* Start Material supplied *

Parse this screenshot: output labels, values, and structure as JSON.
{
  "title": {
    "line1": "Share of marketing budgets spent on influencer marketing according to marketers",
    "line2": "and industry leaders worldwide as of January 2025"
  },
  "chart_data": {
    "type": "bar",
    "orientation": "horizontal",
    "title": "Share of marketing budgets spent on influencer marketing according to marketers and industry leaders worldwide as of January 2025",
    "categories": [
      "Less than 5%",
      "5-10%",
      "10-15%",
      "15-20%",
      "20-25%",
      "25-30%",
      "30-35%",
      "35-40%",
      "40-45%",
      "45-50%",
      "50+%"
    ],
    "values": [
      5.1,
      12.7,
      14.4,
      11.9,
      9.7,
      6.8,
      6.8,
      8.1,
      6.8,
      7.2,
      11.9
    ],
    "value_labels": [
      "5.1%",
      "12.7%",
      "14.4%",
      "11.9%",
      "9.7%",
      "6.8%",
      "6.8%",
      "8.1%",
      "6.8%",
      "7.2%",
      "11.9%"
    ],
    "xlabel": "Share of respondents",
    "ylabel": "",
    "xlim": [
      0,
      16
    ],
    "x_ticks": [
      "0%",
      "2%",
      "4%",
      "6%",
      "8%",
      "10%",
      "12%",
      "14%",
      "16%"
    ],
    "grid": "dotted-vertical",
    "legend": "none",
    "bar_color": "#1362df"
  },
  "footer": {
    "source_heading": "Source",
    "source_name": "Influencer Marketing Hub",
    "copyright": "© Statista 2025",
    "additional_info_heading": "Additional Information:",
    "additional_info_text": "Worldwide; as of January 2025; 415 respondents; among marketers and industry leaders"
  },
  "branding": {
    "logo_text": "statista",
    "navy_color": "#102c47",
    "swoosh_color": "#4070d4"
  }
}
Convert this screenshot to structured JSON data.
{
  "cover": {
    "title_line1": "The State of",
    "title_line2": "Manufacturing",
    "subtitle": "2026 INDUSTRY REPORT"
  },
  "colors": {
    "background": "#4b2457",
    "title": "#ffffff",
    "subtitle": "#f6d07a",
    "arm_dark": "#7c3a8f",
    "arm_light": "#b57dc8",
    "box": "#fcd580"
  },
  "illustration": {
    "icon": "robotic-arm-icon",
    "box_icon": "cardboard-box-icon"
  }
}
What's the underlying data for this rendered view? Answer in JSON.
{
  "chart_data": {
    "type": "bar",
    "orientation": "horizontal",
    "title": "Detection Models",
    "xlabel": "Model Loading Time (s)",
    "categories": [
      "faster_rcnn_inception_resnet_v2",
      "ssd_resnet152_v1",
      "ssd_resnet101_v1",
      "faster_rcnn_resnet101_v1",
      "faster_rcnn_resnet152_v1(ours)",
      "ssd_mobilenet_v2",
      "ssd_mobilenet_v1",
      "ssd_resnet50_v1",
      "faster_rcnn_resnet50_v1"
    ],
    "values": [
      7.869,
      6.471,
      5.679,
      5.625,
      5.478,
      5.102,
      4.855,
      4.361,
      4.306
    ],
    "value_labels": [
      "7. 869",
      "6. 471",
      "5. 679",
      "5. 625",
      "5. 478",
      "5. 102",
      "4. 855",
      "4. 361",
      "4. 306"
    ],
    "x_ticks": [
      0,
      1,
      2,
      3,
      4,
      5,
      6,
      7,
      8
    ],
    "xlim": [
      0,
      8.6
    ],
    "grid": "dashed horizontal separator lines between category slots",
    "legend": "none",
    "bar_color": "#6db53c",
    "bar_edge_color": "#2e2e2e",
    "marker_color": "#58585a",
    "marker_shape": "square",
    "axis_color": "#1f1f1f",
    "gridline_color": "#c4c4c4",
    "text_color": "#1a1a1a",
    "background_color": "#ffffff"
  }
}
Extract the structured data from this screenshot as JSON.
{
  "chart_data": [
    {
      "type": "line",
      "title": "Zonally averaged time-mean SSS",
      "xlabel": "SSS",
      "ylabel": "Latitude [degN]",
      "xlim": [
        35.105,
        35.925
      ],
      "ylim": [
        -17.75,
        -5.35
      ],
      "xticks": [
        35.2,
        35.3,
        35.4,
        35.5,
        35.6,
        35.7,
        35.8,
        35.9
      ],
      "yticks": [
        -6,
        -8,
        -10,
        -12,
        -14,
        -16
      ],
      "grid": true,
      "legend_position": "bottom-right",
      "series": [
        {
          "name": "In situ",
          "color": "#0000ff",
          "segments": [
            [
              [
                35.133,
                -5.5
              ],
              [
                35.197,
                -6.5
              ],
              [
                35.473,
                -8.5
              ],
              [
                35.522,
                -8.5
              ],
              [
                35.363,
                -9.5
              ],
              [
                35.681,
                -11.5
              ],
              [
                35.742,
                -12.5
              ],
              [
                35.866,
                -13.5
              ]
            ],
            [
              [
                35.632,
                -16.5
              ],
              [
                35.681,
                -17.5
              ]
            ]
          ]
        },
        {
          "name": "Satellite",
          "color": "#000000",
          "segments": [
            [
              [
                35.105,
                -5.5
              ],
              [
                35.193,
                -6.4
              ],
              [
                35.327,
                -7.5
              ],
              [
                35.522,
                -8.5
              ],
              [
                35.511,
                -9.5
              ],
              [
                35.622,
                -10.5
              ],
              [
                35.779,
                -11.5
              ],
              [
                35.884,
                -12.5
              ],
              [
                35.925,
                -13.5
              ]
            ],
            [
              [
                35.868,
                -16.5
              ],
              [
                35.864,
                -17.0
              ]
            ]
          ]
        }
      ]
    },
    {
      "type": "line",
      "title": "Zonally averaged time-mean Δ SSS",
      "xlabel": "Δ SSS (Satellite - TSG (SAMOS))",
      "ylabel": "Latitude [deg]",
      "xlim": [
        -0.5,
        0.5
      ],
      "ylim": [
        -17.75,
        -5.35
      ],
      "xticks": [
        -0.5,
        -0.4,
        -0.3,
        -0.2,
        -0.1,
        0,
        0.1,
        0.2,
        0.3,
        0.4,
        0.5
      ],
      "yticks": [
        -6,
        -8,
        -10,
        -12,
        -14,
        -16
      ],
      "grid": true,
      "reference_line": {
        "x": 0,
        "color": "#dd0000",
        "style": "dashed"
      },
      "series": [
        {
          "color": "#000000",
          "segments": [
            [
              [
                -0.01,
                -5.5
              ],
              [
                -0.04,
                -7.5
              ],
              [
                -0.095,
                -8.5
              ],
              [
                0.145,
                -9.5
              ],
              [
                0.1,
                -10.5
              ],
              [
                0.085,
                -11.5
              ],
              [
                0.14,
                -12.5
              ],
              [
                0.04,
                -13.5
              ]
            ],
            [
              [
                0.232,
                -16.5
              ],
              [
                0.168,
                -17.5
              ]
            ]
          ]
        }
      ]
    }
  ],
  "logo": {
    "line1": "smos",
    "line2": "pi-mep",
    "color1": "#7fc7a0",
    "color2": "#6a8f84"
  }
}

* End Material supplied *

= Work to complete =
Word for word, write out the data.

= Full output =
Parse this screenshot: output labels, values, and structure as JSON.
{
  "title": {
    "line1": "Share of marketing budgets spent on influencer marketing according to marketers",
    "line2": "and industry leaders worldwide as of January 2025"
  },
  "chart_data": {
    "type": "bar",
    "orientation": "horizontal",
    "title": "Share of marketing budgets spent on influencer marketing according to marketers and industry leaders worldwide as of January 2025",
    "categories": [
      "Less than 5%",
      "5-10%",
      "10-15%",
      "15-20%",
      "20-25%",
      "25-30%",
      "30-35%",
      "35-40%",
      "40-45%",
      "45-50%",
      "50+%"
    ],
    "values": [
      5.1,
      12.7,
      14.4,
      11.9,
      9.7,
      6.8,
      6.8,
      8.1,
      6.8,
      7.2,
      11.9
    ],
    "value_labels": [
      "5.1%",
      "12.7%",
      "14.4%",
      "11.9%",
      "9.7%",
      "6.8%",
      "6.8%",
      "8.1%",
      "6.8%",
      "7.2%",
      "11.9%"
    ],
    "xlabel": "Share of respondents",
    "ylabel": "",
    "xlim": [
      0,
      16
    ],
    "x_ticks": [
      "0%",
      "2%",
      "4%",
      "6%",
      "8%",
      "10%",
      "12%",
      "14%",
      "16%"
    ],
    "grid": "dotted-vertical",
    "legend": "none",
    "bar_color": "#1362df"
  },
  "footer": {
    "source_heading": "Source",
    "source_name": "Influencer Marketing Hub",
    "copyright": "© Statista 2025",
    "additional_info_heading": "Additional Information:",
    "additional_info_text": "Worldwide; as of January 2025; 415 respondents; among marketers and industry leaders"
  },
  "branding": {
    "logo_text": "statista",
    "navy_color": "#102c47",
    "swoosh_color": "#4070d4"
  }
}
Convert this screenshot to structured JSON data.
{
  "cover": {
    "title_line1": "The State of",
    "title_line2": "Manufacturing",
    "subtitle": "2026 INDUSTRY REPORT"
  },
  "colors": {
    "background": "#4b2457",
    "title": "#ffffff",
    "subtitle": "#f6d07a",
    "arm_dark": "#7c3a8f",
    "arm_light": "#b57dc8",
    "box": "#fcd580"
  },
  "illustration": {
    "icon": "robotic-arm-icon",
    "box_icon": "cardboard-box-icon"
  }
}
What's the underlying data for this rendered view? Answer in JSON.
{
  "chart_data": {
    "type": "bar",
    "orientation": "horizontal",
    "title": "Detection Models",
    "xlabel": "Model Loading Time (s)",
    "categories": [
      "faster_rcnn_inception_resnet_v2",
      "ssd_resnet152_v1",
      "ssd_resnet101_v1",
      "faster_rcnn_resnet101_v1",
      "faster_rcnn_resnet152_v1(ours)",
      "ssd_mobilenet_v2",
      "ssd_mobilenet_v1",
      "ssd_resnet50_v1",
      "faster_rcnn_resnet50_v1"
    ],
    "values": [
      7.869,
      6.471,
      5.679,
      5.625,
      5.478,
      5.102,
      4.855,
      4.361,
      4.306
    ],
    "value_labels": [
      "7. 869",
      "6. 471",
      "5. 679",
      "5. 625",
      "5. 478",
      "5. 102",
      "4. 855",
      "4. 361",
      "4. 306"
    ],
    "x_ticks": [
      0,
      1,
      2,
      3,
      4,
      5,
      6,
      7,
      8
    ],
    "xlim": [
      0,
      8.6
    ],
    "grid": "dashed horizontal separator lines between category slots",
    "legend": "none",
    "bar_color": "#6db53c",
    "bar_edge_color": "#2e2e2e",
    "marker_color": "#58585a",
    "marker_shape": "square",
    "axis_color": "#1f1f1f",
    "gridline_color": "#c4c4c4",
    "text_color": "#1a1a1a",
    "background_color": "#ffffff"
  }
}
Extract the structured data from this screenshot as JSON.
{
  "chart_data": [
    {
      "type": "line",
      "title": "Zonally averaged time-mean SSS",
      "xlabel": "SSS",
      "ylabel": "Latitude [degN]",
      "xlim": [
        35.105,
        35.925
      ],
      "ylim": [
        -17.75,
        -5.35
      ],
      "xticks": [
        35.2,
        35.3,
        35.4,
        35.5,
        35.6,
        35.7,
        35.8,
        35.9
      ],
      "yticks": [
        -6,
        -8,
        -10,
        -12,
        -14,
        -16
      ],
      "grid": true,
      "legend_position": "bottom-right",
      "series": [
        {
          "name": "In situ",
          "color": "#0000ff",
          "segments": [
            [
              [
                35.133,
                -5.5
              ],
              [
                35.197,
                -6.5
              ],
              [
                35.473,
                -8.5
              ],
              [
                35.522,
                -8.5
              ],
              [
                35.363,
                -9.5
              ],
              [
                35.681,
                -11.5
              ],
              [
                35.742,
                -12.5
              ],
              [
                35.866,
                -13.5
              ]
            ],
            [
              [
                35.632,
                -16.5
              ],
              [
                35.681,
                -17.5
              ]
            ]
          ]
        },
        {
          "name": "Satellite",
          "color": "#000000",
          "segments": [
            [
              [
                35.105,
                -5.5
              ],
              [
                35.193,
                -6.4
              ],
              [
                35.327,
                -7.5
              ],
              [
                35.522,
                -8.5
              ],
              [
                35.511,
                -9.5
              ],
              [
                35.622,
                -10.5
              ],
              [
                35.779,
                -11.5
              ],
              [
                35.884,
                -12.5
              ],
              [
                35.925,
                -13.5
              ]
            ],
            [
              [
                35.868,
                -16.5
              ],
              [
                35.864,
                -17.0
              ]
            ]
          ]
        }
      ]
    },
    {
      "type": "line",
      "title": "Zonally averaged time-mean Δ SSS",
      "xlabel": "Δ SSS (Satellite - TSG (SAMOS))",
      "ylabel": "Latitude [deg]",
      "xlim": [
        -0.5,
        0.5
      ],
      "ylim": [
        -17.75,
        -5.35
      ],
      "xticks": [
        -0.5,
        -0.4,
        -0.3,
        -0.2,
        -0.1,
        0,
        0.1,
        0.2,
        0.3,
        0.4,
        0.5
      ],
      "yticks": [
        -6,
        -8,
        -10,
        -12,
        -14,
        -16
      ],
      "grid": true,
      "reference_line": {
        "x": 0,
        "color": "#dd0000",
        "style": "dashed"
      },
      "series": [
        {
          "color": "#000000",
          "segments": [
            [
              [
                -0.01,
                -5.5
              ],
              [
                -0.04,
                -7.5
              ],
              [
                -0.095,
                -8.5
              ],
              [
                0.145,
                -9.5
              ],
              [
                0.1,
                -10.5
              ],
              [
                0.085,
                -11.5
              ],
              [
                0.14,
                -12.5
              ],
              [
                0.04,
                -13.5
              ]
            ],
            [
              [
                0.232,
                -16.5
              ],
              [
                0.168,
                -17.5
              ]
            ]
          ]
        }
      ]
    }
  ],
  "logo": {
    "line1": "smos",
    "line2": "pi-mep",
    "color1": "#7fc7a0",
    "color2": "#6a8f84"
  }
}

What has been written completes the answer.